→ **What is expected**
Filter the listing and keep only the lines with the word "content".

* Start Material for this task *

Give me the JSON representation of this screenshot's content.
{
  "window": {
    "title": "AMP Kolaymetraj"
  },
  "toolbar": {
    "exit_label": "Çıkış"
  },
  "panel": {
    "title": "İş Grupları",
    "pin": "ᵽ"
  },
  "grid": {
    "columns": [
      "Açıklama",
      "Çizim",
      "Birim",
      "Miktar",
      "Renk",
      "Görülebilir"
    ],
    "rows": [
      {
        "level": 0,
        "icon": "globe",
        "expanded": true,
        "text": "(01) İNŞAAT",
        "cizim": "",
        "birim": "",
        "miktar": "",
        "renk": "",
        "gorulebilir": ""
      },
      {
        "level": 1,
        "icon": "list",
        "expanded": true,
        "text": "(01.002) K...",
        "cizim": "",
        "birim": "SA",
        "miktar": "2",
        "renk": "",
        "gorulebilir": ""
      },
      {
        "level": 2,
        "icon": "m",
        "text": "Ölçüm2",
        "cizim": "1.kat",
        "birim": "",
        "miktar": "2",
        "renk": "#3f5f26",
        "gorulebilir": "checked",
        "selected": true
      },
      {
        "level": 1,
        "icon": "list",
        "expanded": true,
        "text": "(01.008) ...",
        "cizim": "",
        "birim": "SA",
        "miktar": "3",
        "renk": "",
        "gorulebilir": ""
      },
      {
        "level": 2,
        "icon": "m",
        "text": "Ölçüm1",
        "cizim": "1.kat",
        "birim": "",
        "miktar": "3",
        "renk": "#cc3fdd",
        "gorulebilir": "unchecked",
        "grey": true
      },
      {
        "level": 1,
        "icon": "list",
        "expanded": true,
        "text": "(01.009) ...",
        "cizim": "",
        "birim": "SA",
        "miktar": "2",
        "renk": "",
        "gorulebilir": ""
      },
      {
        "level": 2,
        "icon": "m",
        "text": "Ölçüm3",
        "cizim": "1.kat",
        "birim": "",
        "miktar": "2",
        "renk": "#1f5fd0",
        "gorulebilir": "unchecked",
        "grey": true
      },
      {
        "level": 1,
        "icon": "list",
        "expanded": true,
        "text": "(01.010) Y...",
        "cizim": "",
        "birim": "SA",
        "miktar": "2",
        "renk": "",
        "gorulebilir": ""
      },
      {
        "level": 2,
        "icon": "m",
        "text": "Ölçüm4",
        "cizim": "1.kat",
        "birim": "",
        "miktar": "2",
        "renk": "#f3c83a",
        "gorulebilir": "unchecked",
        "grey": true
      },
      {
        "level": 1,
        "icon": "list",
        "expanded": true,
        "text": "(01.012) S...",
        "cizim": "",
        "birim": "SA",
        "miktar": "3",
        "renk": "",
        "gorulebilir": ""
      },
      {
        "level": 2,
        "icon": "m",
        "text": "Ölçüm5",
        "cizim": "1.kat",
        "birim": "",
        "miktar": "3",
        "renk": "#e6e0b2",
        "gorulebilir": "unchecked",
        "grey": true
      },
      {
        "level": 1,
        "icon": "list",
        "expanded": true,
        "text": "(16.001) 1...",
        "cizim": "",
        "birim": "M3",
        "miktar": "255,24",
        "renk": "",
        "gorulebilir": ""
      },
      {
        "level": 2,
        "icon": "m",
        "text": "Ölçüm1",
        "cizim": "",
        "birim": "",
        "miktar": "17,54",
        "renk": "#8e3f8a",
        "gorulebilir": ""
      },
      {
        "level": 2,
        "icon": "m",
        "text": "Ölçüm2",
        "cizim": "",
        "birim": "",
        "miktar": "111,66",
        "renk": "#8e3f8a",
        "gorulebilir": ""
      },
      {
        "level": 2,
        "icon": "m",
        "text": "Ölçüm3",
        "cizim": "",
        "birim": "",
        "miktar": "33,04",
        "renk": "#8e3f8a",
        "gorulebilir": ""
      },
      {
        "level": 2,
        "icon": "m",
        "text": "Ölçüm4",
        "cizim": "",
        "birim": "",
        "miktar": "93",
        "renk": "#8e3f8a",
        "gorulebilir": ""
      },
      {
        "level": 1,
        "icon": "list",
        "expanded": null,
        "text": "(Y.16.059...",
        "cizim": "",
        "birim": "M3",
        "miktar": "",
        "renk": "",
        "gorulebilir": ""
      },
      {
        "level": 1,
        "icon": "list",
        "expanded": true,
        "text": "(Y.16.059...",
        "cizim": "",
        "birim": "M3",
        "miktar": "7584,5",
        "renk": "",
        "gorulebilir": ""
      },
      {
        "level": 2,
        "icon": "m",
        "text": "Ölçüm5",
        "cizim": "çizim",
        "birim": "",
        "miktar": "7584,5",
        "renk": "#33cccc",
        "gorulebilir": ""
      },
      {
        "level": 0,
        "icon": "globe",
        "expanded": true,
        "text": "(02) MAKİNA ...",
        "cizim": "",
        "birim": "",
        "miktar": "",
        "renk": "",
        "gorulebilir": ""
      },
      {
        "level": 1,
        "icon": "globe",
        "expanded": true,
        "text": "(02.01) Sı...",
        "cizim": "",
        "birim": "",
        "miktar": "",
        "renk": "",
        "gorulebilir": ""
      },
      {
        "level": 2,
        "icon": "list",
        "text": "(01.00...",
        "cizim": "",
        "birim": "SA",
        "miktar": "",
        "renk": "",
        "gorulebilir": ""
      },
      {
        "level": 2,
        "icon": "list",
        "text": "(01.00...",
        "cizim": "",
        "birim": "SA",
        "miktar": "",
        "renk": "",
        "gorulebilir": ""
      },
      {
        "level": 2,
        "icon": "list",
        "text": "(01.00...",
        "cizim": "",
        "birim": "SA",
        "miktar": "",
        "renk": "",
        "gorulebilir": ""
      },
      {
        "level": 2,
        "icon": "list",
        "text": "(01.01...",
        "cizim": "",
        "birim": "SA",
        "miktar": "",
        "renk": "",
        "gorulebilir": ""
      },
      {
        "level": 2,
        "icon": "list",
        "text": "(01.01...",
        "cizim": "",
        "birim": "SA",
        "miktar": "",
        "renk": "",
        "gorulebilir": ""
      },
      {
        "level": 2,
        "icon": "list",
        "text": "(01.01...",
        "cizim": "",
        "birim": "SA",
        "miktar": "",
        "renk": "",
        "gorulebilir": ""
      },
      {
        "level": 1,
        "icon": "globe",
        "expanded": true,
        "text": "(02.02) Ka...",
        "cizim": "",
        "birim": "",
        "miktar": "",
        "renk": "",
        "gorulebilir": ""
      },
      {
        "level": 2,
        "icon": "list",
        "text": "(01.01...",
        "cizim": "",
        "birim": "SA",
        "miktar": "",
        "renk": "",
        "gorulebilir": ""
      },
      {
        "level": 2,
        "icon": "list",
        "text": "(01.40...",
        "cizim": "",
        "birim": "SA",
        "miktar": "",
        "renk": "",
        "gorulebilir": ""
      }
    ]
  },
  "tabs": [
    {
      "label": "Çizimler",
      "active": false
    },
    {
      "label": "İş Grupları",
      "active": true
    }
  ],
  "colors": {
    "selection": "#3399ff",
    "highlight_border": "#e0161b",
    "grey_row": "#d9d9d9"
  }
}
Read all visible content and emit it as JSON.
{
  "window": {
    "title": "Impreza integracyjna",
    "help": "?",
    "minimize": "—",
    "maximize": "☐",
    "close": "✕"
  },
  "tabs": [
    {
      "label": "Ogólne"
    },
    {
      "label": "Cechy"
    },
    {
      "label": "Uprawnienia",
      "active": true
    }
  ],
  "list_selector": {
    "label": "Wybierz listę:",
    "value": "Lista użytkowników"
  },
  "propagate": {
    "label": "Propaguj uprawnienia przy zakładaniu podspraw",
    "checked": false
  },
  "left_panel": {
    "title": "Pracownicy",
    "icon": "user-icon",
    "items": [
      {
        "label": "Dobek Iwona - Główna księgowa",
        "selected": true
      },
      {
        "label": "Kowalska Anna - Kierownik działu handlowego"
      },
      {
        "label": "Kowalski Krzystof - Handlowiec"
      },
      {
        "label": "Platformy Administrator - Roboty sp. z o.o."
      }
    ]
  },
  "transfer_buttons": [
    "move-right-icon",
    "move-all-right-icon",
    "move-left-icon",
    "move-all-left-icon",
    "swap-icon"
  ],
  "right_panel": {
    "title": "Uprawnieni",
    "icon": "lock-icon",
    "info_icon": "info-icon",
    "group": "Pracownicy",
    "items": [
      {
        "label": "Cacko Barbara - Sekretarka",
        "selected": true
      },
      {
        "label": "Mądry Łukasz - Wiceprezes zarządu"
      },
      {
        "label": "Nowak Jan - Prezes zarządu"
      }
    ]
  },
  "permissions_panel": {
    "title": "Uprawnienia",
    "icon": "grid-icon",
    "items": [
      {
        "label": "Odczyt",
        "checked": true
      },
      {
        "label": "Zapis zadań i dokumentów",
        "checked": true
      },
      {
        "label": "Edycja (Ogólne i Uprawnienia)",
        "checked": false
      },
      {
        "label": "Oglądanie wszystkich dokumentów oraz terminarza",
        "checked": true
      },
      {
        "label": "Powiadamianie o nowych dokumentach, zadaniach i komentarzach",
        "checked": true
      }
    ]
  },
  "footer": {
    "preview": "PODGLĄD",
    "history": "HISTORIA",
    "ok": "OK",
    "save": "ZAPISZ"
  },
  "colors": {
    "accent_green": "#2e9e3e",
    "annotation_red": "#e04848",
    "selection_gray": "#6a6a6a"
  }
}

* End Material for this task *

→ **Problem solution**
Give me the JSON representation of this screenshot's content.
Read all visible content and emit it as JSON.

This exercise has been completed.